SOURCE DATA:
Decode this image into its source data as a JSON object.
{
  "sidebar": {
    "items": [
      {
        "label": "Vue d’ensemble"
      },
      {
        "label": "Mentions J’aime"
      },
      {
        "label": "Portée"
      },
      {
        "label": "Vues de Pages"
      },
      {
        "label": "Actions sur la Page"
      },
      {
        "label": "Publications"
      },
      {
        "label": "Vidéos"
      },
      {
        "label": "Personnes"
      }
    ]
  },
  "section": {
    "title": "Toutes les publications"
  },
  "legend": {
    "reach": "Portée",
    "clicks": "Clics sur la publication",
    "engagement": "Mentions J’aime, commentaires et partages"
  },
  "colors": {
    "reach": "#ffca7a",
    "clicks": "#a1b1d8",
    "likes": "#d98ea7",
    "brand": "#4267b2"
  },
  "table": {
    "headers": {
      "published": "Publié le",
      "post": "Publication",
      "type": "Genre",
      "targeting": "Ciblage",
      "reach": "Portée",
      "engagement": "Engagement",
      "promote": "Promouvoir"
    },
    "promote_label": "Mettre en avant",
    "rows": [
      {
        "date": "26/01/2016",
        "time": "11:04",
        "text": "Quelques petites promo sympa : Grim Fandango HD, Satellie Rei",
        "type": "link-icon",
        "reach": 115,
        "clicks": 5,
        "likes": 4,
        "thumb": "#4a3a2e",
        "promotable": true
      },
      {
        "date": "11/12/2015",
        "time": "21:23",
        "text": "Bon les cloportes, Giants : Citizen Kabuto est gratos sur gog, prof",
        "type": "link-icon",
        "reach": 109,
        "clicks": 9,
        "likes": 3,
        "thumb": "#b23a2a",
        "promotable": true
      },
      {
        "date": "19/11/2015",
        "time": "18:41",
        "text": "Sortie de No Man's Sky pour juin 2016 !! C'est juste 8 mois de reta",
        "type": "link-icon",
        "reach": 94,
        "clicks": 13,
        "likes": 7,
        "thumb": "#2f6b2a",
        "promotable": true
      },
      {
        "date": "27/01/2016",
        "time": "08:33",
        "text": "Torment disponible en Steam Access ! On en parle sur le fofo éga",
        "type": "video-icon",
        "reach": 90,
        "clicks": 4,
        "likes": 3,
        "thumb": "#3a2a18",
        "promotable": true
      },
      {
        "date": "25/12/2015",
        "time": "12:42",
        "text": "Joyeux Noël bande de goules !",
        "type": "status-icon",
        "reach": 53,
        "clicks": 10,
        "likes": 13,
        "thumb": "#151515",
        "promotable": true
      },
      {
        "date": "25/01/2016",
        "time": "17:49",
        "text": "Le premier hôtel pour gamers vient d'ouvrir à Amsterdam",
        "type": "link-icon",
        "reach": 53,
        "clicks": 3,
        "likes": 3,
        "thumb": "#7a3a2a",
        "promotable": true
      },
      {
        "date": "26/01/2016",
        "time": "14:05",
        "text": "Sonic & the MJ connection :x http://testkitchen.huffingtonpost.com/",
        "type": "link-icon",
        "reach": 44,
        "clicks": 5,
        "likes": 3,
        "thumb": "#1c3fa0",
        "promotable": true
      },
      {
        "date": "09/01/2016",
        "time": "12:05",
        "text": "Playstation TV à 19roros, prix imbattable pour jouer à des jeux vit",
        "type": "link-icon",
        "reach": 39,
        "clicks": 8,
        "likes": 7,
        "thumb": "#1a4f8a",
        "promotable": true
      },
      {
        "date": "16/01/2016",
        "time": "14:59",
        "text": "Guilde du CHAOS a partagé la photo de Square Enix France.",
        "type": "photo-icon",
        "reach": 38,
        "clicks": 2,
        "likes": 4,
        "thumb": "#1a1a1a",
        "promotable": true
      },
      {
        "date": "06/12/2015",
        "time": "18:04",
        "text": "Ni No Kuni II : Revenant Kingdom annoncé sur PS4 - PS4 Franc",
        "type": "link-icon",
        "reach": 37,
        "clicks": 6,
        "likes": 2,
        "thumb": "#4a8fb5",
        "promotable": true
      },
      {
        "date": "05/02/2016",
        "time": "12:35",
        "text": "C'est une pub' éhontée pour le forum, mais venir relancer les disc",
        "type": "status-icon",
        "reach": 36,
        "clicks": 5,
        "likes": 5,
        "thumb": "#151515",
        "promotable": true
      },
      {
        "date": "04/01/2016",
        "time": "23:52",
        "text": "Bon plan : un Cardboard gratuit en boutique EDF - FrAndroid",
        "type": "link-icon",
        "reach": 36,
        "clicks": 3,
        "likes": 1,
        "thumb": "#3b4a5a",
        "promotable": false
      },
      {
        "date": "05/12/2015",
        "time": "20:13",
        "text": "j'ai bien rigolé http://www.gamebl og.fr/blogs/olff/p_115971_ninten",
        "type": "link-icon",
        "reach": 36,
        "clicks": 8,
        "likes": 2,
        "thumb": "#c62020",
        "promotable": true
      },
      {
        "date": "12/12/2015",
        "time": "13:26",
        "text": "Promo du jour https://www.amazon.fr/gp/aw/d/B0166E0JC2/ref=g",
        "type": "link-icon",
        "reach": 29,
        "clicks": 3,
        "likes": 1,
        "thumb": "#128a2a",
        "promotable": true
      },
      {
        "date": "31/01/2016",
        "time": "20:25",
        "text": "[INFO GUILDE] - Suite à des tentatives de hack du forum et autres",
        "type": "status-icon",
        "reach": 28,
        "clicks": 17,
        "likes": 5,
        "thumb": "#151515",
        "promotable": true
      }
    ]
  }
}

EXERCISE GOAL: All of the entries above should be written out again exactly.

SOLUTION TO THIS TASK:
Decode this image into its source data as a JSON object.
{
  "sidebar": {
    "items": [
      {
        "label": "Vue d’ensemble"
      },
      {
        "label": "Mentions J’aime"
      },
      {
        "label": "Portée"
      },
      {
        "label": "Vues de Pages"
      },
      {
        "label": "Actions sur la Page"
      },
      {
        "label": "Publications"
      },
      {
        "label": "Vidéos"
      },
      {
        "label": "Personnes"
      }
    ]
  },
  "section": {
    "title": "Toutes les publications"
  },
  "legend": {
    "reach": "Portée",
    "clicks": "Clics sur la publication",
    "engagement": "Mentions J’aime, commentaires et partages"
  },
  "colors": {
    "reach": "#ffca7a",
    "clicks": "#a1b1d8",
    "likes": "#d98ea7",
    "brand": "#4267b2"
  },
  "table": {
    "headers": {
      "published": "Publié le",
      "post": "Publication",
      "type": "Genre",
      "targeting": "Ciblage",
      "reach": "Portée",
      "engagement": "Engagement",
      "promote": "Promouvoir"
    },
    "promote_label": "Mettre en avant",
    "rows": [
      {
        "date": "26/01/2016",
        "time": "11:04",
        "text": "Quelques petites promo sympa : Grim Fandango HD, Satellie Rei",
        "type": "link-icon",
        "reach": 115,
        "clicks": 5,
        "likes": 4,
        "thumb": "#4a3a2e",
        "promotable": true
      },
      {
        "date": "11/12/2015",
        "time": "21:23",
        "text": "Bon les cloportes, Giants : Citizen Kabuto est gratos sur gog, prof",
        "type": "link-icon",
        "reach": 109,
        "clicks": 9,
        "likes": 3,
        "thumb": "#b23a2a",
        "promotable": true
      },
      {
        "date": "19/11/2015",
        "time": "18:41",
        "text": "Sortie de No Man's Sky pour juin 2016 !! C'est juste 8 mois de reta",
        "type": "link-icon",
        "reach": 94,
        "clicks": 13,
        "likes": 7,
        "thumb": "#2f6b2a",
        "promotable": true
      },
      {
        "date": "27/01/2016",
        "time": "08:33",
        "text": "Torment disponible en Steam Access ! On en parle sur le fofo éga",
        "type": "video-icon",
        "reach": 90,
        "clicks": 4,
        "likes": 3,
        "thumb": "#3a2a18",
        "promotable": true
      },
      {
        "date": "25/12/2015",
        "time": "12:42",
        "text": "Joyeux Noël bande de goules !",
        "type": "status-icon",
        "reach": 53,
        "clicks": 10,
        "likes": 13,
        "thumb": "#151515",
        "promotable": true
      },
      {
        "date": "25/01/2016",
        "time": "17:49",
        "text": "Le premier hôtel pour gamers vient d'ouvrir à Amsterdam",
        "type": "link-icon",
        "reach": 53,
        "clicks": 3,
        "likes": 3,
        "thumb": "#7a3a2a",
        "promotable": true
      },
      {
        "date": "26/01/2016",
        "time": "14:05",
        "text": "Sonic & the MJ connection :x http://testkitchen.huffingtonpost.com/",
        "type": "link-icon",
        "reach": 44,
        "clicks": 5,
        "likes": 3,
        "thumb": "#1c3fa0",
        "promotable": true
      },
      {
        "date": "09/01/2016",
        "time": "12:05",
        "text": "Playstation TV à 19roros, prix imbattable pour jouer à des jeux vit",
        "type": "link-icon",
        "reach": 39,
        "clicks": 8,
        "likes": 7,
        "thumb": "#1a4f8a",
        "promotable": true
      },
      {
        "date": "16/01/2016",
        "time": "14:59",
        "text": "Guilde du CHAOS a partagé la photo de Square Enix France.",
        "type": "photo-icon",
        "reach": 38,
        "clicks": 2,
        "likes": 4,
        "thumb": "#1a1a1a",
        "promotable": true
      },
      {
        "date": "06/12/2015",
        "time": "18:04",
        "text": "Ni No Kuni II : Revenant Kingdom annoncé sur PS4 - PS4 Franc",
        "type": "link-icon",
        "reach": 37,
        "clicks": 6,
        "likes": 2,
        "thumb": "#4a8fb5",
        "promotable": true
      },
      {
        "date": "05/02/2016",
        "time": "12:35",
        "text": "C'est une pub' éhontée pour le forum, mais venir relancer les disc",
        "type": "status-icon",
        "reach": 36,
        "clicks": 5,
        "likes": 5,
        "thumb": "#151515",
        "promotable": true
      },
      {
        "date": "04/01/2016",
        "time": "23:52",
        "text": "Bon plan : un Cardboard gratuit en boutique EDF - FrAndroid",
        "type": "link-icon",
        "reach": 36,
        "clicks": 3,
        "likes": 1,
        "thumb": "#3b4a5a",
        "promotable": false
      },
      {
        "date": "05/12/2015",
        "time": "20:13",
        "text": "j'ai bien rigolé http://www.gamebl og.fr/blogs/olff/p_115971_ninten",
        "type": "link-icon",
        "reach": 36,
        "clicks": 8,
        "likes": 2,
        "thumb": "#c62020",
        "promotable": true
      },
      {
        "date": "12/12/2015",
        "time": "13:26",
        "text": "Promo du jour https://www.amazon.fr/gp/aw/d/B0166E0JC2/ref=g",
        "type": "link-icon",
        "reach": 29,
        "clicks": 3,
        "likes": 1,
        "thumb": "#128a2a",
        "promotable": true
      },
      {
        "date": "31/01/2016",
        "time": "20:25",
        "text": "[INFO GUILDE] - Suite à des tentatives de hack du forum et autres",
        "type": "status-icon",
        "reach": 28,
        "clicks": 17,
        "likes": 5,
        "thumb": "#151515",
        "promotable": true
      }
    ]
  }
}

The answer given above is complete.